Recorded data:
════════

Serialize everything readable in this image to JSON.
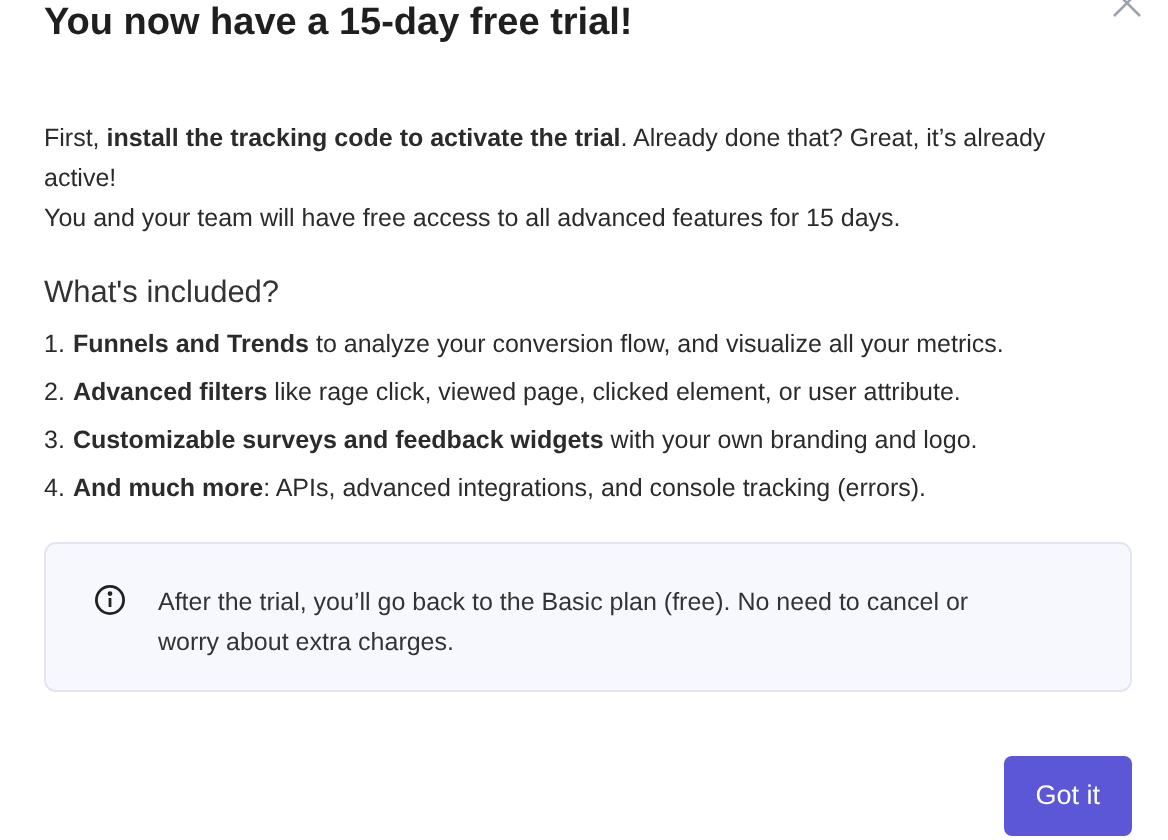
{
  "dialog": {
    "title": "You now have a 15-day free trial!",
    "paragraphs": [
      "First, **install the tracking code to activate the trial**. Already done that? Great, it’s already active!",
      "You and your team will have free access to all advanced features for 15 days."
    ],
    "section_heading": "What's included?",
    "features": [
      {
        "number": "1.",
        "text": "**Funnels and Trends** to analyze your conversion flow, and visualize all your metrics."
      },
      {
        "number": "2.",
        "text": "**Advanced filters** like rage click, viewed page, clicked element, or user attribute."
      },
      {
        "number": "3.",
        "text": "**Customizable surveys and feedback widgets** with your own branding and logo."
      },
      {
        "number": "4.",
        "text": "**And much more**: APIs, advanced integrations, and console tracking (errors)."
      }
    ],
    "notice": "After the trial, you’ll go back to the Basic plan (free). No need to cancel or worry about extra charges.",
    "buttons": [
      "Got it"
    ]
  }
}
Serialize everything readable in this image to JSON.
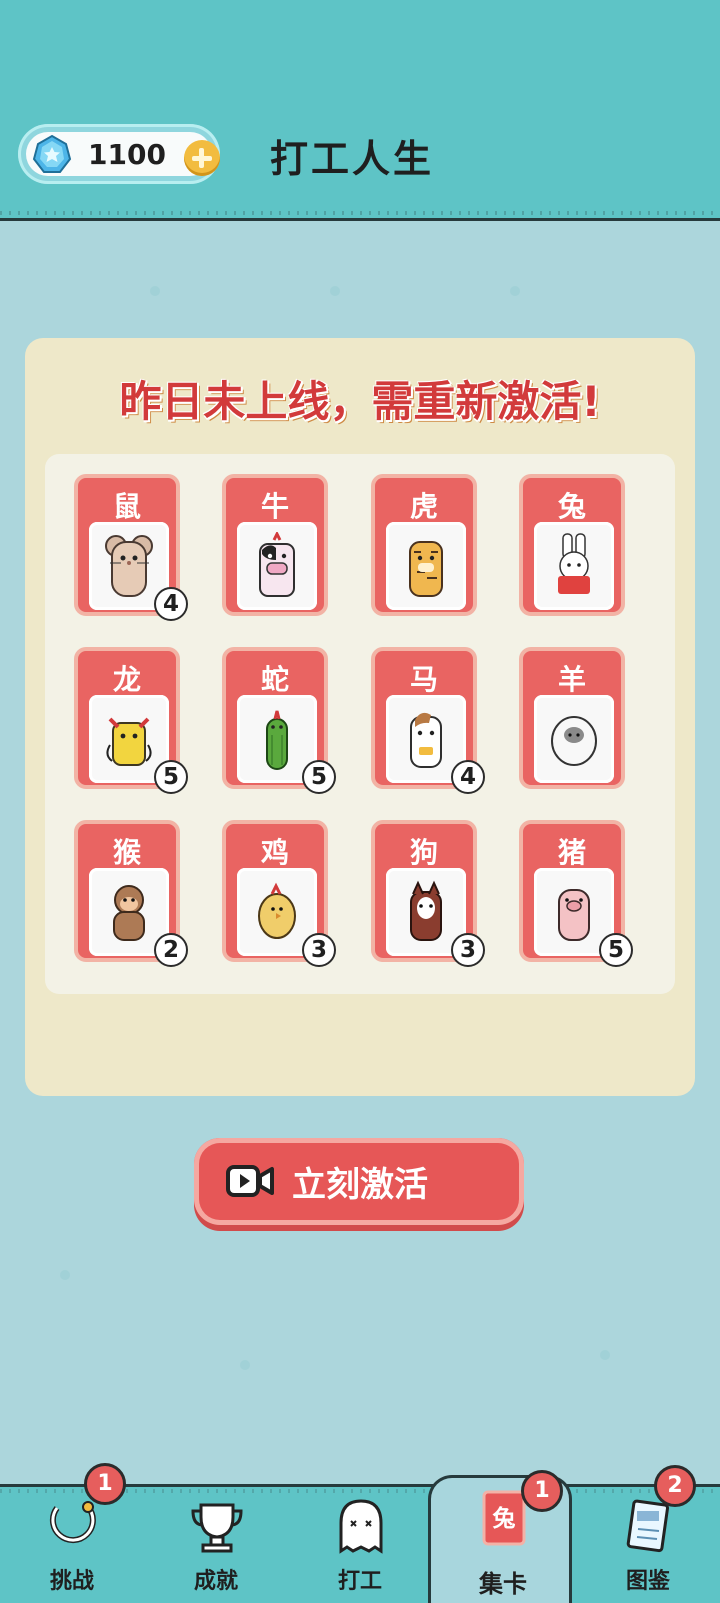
{
  "header": {
    "title": "打工人生",
    "currency_value": "1100",
    "gem_icon": "gem-icon",
    "plus_icon": "plus-icon"
  },
  "panel": {
    "title": "昨日未上线，需重新激活!",
    "cards": [
      {
        "label": "鼠",
        "badge": "4",
        "icon": "rat-icon"
      },
      {
        "label": "牛",
        "badge": "",
        "icon": "cow-icon"
      },
      {
        "label": "虎",
        "badge": "",
        "icon": "tiger-icon"
      },
      {
        "label": "兔",
        "badge": "",
        "icon": "rabbit-icon"
      },
      {
        "label": "龙",
        "badge": "5",
        "icon": "dragon-icon"
      },
      {
        "label": "蛇",
        "badge": "5",
        "icon": "snake-icon"
      },
      {
        "label": "马",
        "badge": "4",
        "icon": "horse-icon"
      },
      {
        "label": "羊",
        "badge": "",
        "icon": "sheep-icon"
      },
      {
        "label": "猴",
        "badge": "2",
        "icon": "monkey-icon"
      },
      {
        "label": "鸡",
        "badge": "3",
        "icon": "chicken-icon"
      },
      {
        "label": "狗",
        "badge": "3",
        "icon": "dog-icon"
      },
      {
        "label": "猪",
        "badge": "5",
        "icon": "pig-icon"
      }
    ]
  },
  "action": {
    "label": "立刻激活",
    "icon": "video-icon"
  },
  "bottom_nav": [
    {
      "label": "挑战",
      "badge": "1",
      "icon": "challenge-icon"
    },
    {
      "label": "成就",
      "badge": "",
      "icon": "trophy-icon"
    },
    {
      "label": "打工",
      "badge": "",
      "icon": "ghost-icon"
    },
    {
      "label": "集卡",
      "badge": "1",
      "icon": "card-icon",
      "active": true,
      "card_char": "兔"
    },
    {
      "label": "图鉴",
      "badge": "2",
      "icon": "book-icon"
    }
  ],
  "colors": {
    "teal": "#5ec4c6",
    "background": "#acd6dc",
    "red": "#e65757",
    "panel": "#eee8c9"
  }
}
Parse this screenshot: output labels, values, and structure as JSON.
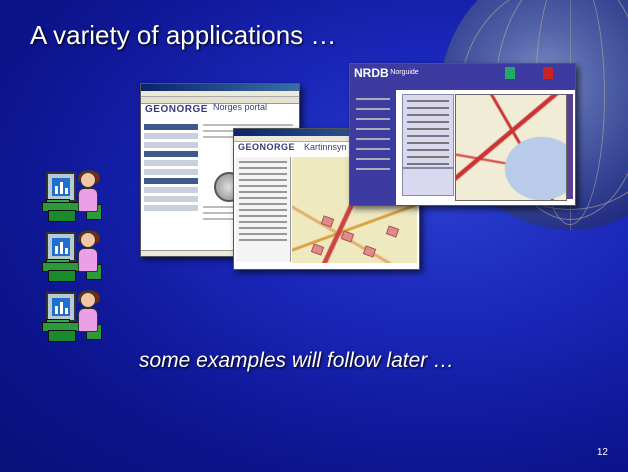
{
  "slide": {
    "title": "A variety of applications …",
    "subtitle": "some examples will follow later …",
    "page_number": "12"
  },
  "screenshots": {
    "geonorge": {
      "logo": "GEONORGE",
      "heading": "Norges portal"
    },
    "kartinnsyn": {
      "logo": "GEONORGE",
      "heading": "Kartinnsyn"
    },
    "nrdb": {
      "logo": "NRDB",
      "heading": "- Norguide"
    }
  },
  "colors": {
    "background": "#1a26b8",
    "text": "#ffffff"
  },
  "icons": [
    "person-at-computer-icon",
    "person-at-computer-icon",
    "person-at-computer-icon"
  ]
}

════════

→ **Exercise description**:
Identify the lines in the entries above that contain "tracking", then copy them out.

→ **Final result**:
      "First, **install the tracking code to activate the trial**. Already done that? Great, it’s already active!",
        "text": "**And much more**: APIs, advanced integrations, and console tracking (errors)."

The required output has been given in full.